(Figure contents as structured data)
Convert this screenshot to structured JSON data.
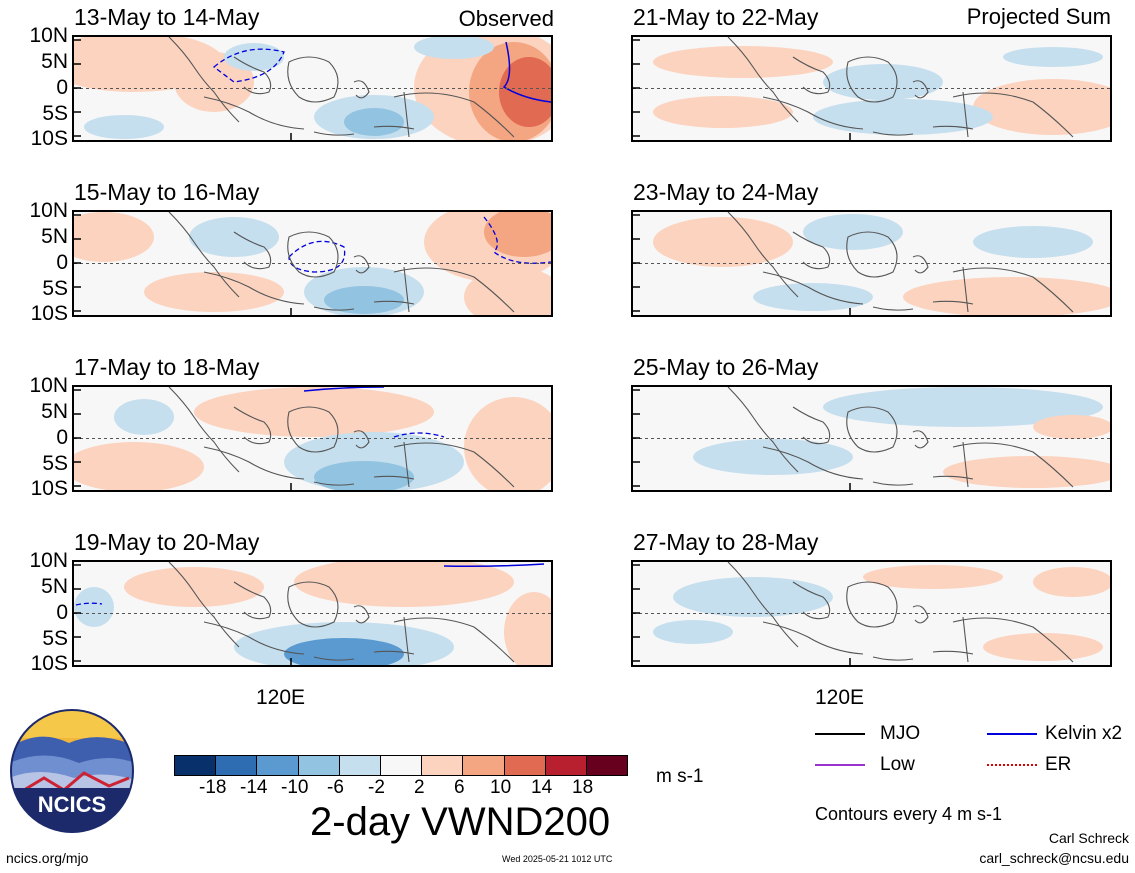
{
  "panels": [
    {
      "title": "13-May to 14-May",
      "label": "Observed"
    },
    {
      "title": "15-May to 16-May",
      "label": ""
    },
    {
      "title": "17-May to 18-May",
      "label": ""
    },
    {
      "title": "19-May to 20-May",
      "label": ""
    },
    {
      "title": "21-May to 22-May",
      "label": "Projected Sum"
    },
    {
      "title": "23-May to 24-May",
      "label": ""
    },
    {
      "title": "25-May to 26-May",
      "label": ""
    },
    {
      "title": "27-May to 28-May",
      "label": ""
    }
  ],
  "lat_labels": [
    "10N",
    "5N",
    "0",
    "5S",
    "10S"
  ],
  "lon_label": "120E",
  "colorbar": {
    "colors": [
      "#08306b",
      "#2f6db3",
      "#5b9ad0",
      "#92c3e0",
      "#c6dfee",
      "#f7f7f7",
      "#fbd3bf",
      "#f4a582",
      "#e06a52",
      "#b8202f",
      "#67001f"
    ],
    "tick_labels": [
      "-18",
      "-14",
      "-10",
      "-6",
      "-2",
      "2",
      "6",
      "10",
      "14",
      "18"
    ],
    "units": "m s-1"
  },
  "main_title": "2-day VWND200",
  "legend": [
    {
      "label": "MJO",
      "color": "#000000"
    },
    {
      "label": "Kelvin x2",
      "color": "#0000dd"
    },
    {
      "label": "Low",
      "color": "#9933cc"
    },
    {
      "label": "ER",
      "color": "#dd0000"
    }
  ],
  "contour_note": "Contours every 4 m s-1",
  "logo_text": "NCICS",
  "footer": {
    "left": "ncics.org/mjo",
    "center": "Wed 2025-05-21 1012 UTC",
    "author": "Carl Schreck",
    "email": "carl_schreck@ncsu.edu"
  }
}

__WHAT THE TASK ASKS__.
Pictures are excluded; output everything else in the data verbatim.

__FULL OUTPUT__.
Convert this screenshot to structured JSON data.
{
  "panels": [
    {
      "title": "13-May to 14-May",
      "label": "Observed"
    },
    {
      "title": "15-May to 16-May",
      "label": ""
    },
    {
      "title": "17-May to 18-May",
      "label": ""
    },
    {
      "title": "19-May to 20-May",
      "label": ""
    },
    {
      "title": "21-May to 22-May",
      "label": "Projected Sum"
    },
    {
      "title": "23-May to 24-May",
      "label": ""
    },
    {
      "title": "25-May to 26-May",
      "label": ""
    },
    {
      "title": "27-May to 28-May",
      "label": ""
    }
  ],
  "lat_labels": [
    "10N",
    "5N",
    "0",
    "5S",
    "10S"
  ],
  "lon_label": "120E",
  "colorbar": {
    "colors": [
      "#08306b",
      "#2f6db3",
      "#5b9ad0",
      "#92c3e0",
      "#c6dfee",
      "#f7f7f7",
      "#fbd3bf",
      "#f4a582",
      "#e06a52",
      "#b8202f",
      "#67001f"
    ],
    "tick_labels": [
      "-18",
      "-14",
      "-10",
      "-6",
      "-2",
      "2",
      "6",
      "10",
      "14",
      "18"
    ],
    "units": "m s-1"
  },
  "main_title": "2-day VWND200",
  "legend": [
    {
      "label": "MJO",
      "color": "#000000"
    },
    {
      "label": "Kelvin x2",
      "color": "#0000dd"
    },
    {
      "label": "Low",
      "color": "#9933cc"
    },
    {
      "label": "ER",
      "color": "#dd0000"
    }
  ],
  "contour_note": "Contours every 4 m s-1",
  "logo_text": "NCICS",
  "footer": {
    "left": "ncics.org/mjo",
    "center": "Wed 2025-05-21 1012 UTC",
    "author": "Carl Schreck",
    "email": "carl_schreck@ncsu.edu"
  }
}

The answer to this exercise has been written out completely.